Exercise instructions:
Repeat every line of the material, character for character.

Structured figure records
════
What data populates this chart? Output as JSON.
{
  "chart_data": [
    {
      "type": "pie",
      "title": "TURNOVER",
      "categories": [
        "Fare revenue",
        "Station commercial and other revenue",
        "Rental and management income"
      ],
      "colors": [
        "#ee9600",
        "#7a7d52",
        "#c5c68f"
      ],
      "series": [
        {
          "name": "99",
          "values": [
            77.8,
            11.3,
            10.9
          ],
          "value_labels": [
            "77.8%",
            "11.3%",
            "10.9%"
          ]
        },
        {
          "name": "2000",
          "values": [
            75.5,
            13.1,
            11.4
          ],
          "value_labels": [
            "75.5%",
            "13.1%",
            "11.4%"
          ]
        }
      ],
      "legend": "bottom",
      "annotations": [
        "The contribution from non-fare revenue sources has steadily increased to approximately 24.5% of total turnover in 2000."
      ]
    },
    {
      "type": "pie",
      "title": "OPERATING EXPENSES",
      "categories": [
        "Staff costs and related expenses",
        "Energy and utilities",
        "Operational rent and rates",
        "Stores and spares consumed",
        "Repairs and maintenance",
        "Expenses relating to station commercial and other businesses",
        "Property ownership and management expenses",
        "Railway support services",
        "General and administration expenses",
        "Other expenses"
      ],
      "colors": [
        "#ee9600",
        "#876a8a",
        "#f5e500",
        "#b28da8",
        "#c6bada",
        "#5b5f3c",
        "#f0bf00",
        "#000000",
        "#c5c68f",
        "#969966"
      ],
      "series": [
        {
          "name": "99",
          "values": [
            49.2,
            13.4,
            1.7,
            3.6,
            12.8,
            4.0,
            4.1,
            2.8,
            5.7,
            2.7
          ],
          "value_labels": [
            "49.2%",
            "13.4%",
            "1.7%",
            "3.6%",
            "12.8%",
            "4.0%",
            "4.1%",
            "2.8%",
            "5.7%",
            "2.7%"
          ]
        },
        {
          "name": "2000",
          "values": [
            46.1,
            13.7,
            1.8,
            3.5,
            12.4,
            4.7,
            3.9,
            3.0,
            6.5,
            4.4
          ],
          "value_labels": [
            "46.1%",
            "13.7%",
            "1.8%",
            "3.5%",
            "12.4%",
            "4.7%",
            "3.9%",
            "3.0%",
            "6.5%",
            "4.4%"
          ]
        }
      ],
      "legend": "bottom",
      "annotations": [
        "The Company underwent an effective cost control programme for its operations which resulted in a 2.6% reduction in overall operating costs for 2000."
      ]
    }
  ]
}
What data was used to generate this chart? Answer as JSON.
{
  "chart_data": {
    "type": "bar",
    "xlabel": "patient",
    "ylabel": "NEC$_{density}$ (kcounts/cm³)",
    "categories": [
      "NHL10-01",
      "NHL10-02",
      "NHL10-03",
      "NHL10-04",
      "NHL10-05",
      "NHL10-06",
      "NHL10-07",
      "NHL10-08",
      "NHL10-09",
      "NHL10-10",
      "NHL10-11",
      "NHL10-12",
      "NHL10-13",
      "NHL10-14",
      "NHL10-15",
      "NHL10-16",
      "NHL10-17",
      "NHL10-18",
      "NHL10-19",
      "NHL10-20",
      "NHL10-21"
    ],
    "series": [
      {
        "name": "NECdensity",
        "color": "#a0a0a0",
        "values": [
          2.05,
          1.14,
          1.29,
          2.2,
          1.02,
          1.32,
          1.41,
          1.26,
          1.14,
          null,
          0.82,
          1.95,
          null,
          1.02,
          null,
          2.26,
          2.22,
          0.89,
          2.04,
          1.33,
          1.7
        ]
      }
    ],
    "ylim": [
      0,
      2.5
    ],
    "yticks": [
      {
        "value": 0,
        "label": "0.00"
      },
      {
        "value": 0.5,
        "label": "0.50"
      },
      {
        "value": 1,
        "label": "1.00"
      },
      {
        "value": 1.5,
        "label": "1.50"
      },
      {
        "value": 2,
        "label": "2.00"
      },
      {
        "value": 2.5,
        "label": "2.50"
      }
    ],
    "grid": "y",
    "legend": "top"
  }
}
════
Full answer:
What data populates this chart? Output as JSON.
{
  "chart_data": [
    {
      "type": "pie",
      "title": "TURNOVER",
      "categories": [
        "Fare revenue",
        "Station commercial and other revenue",
        "Rental and management income"
      ],
      "colors": [
        "#ee9600",
        "#7a7d52",
        "#c5c68f"
      ],
      "series": [
        {
          "name": "99",
          "values": [
            77.8,
            11.3,
            10.9
          ],
          "value_labels": [
            "77.8%",
            "11.3%",
            "10.9%"
          ]
        },
        {
          "name": "2000",
          "values": [
            75.5,
            13.1,
            11.4
          ],
          "value_labels": [
            "75.5%",
            "13.1%",
            "11.4%"
          ]
        }
      ],
      "legend": "bottom",
      "annotations": [
        "The contribution from non-fare revenue sources has steadily increased to approximately 24.5% of total turnover in 2000."
      ]
    },
    {
      "type": "pie",
      "title": "OPERATING EXPENSES",
      "categories": [
        "Staff costs and related expenses",
        "Energy and utilities",
        "Operational rent and rates",
        "Stores and spares consumed",
        "Repairs and maintenance",
        "Expenses relating to station commercial and other businesses",
        "Property ownership and management expenses",
        "Railway support services",
        "General and administration expenses",
        "Other expenses"
      ],
      "colors": [
        "#ee9600",
        "#876a8a",
        "#f5e500",
        "#b28da8",
        "#c6bada",
        "#5b5f3c",
        "#f0bf00",
        "#000000",
        "#c5c68f",
        "#969966"
      ],
      "series": [
        {
          "name": "99",
          "values": [
            49.2,
            13.4,
            1.7,
            3.6,
            12.8,
            4.0,
            4.1,
            2.8,
            5.7,
            2.7
          ],
          "value_labels": [
            "49.2%",
            "13.4%",
            "1.7%",
            "3.6%",
            "12.8%",
            "4.0%",
            "4.1%",
            "2.8%",
            "5.7%",
            "2.7%"
          ]
        },
        {
          "name": "2000",
          "values": [
            46.1,
            13.7,
            1.8,
            3.5,
            12.4,
            4.7,
            3.9,
            3.0,
            6.5,
            4.4
          ],
          "value_labels": [
            "46.1%",
            "13.7%",
            "1.8%",
            "3.5%",
            "12.4%",
            "4.7%",
            "3.9%",
            "3.0%",
            "6.5%",
            "4.4%"
          ]
        }
      ],
      "legend": "bottom",
      "annotations": [
        "The Company underwent an effective cost control programme for its operations which resulted in a 2.6% reduction in overall operating costs for 2000."
      ]
    }
  ]
}
What data was used to generate this chart? Answer as JSON.
{
  "chart_data": {
    "type": "bar",
    "xlabel": "patient",
    "ylabel": "NEC$_{density}$ (kcounts/cm³)",
    "categories": [
      "NHL10-01",
      "NHL10-02",
      "NHL10-03",
      "NHL10-04",
      "NHL10-05",
      "NHL10-06",
      "NHL10-07",
      "NHL10-08",
      "NHL10-09",
      "NHL10-10",
      "NHL10-11",
      "NHL10-12",
      "NHL10-13",
      "NHL10-14",
      "NHL10-15",
      "NHL10-16",
      "NHL10-17",
      "NHL10-18",
      "NHL10-19",
      "NHL10-20",
      "NHL10-21"
    ],
    "series": [
      {
        "name": "NECdensity",
        "color": "#a0a0a0",
        "values": [
          2.05,
          1.14,
          1.29,
          2.2,
          1.02,
          1.32,
          1.41,
          1.26,
          1.14,
          null,
          0.82,
          1.95,
          null,
          1.02,
          null,
          2.26,
          2.22,
          0.89,
          2.04,
          1.33,
          1.7
        ]
      }
    ],
    "ylim": [
      0,
      2.5
    ],
    "yticks": [
      {
        "value": 0,
        "label": "0.00"
      },
      {
        "value": 0.5,
        "label": "0.50"
      },
      {
        "value": 1,
        "label": "1.00"
      },
      {
        "value": 1.5,
        "label": "1.50"
      },
      {
        "value": 2,
        "label": "2.00"
      },
      {
        "value": 2.5,
        "label": "2.50"
      }
    ],
    "grid": "y",
    "legend": "top"
  }
}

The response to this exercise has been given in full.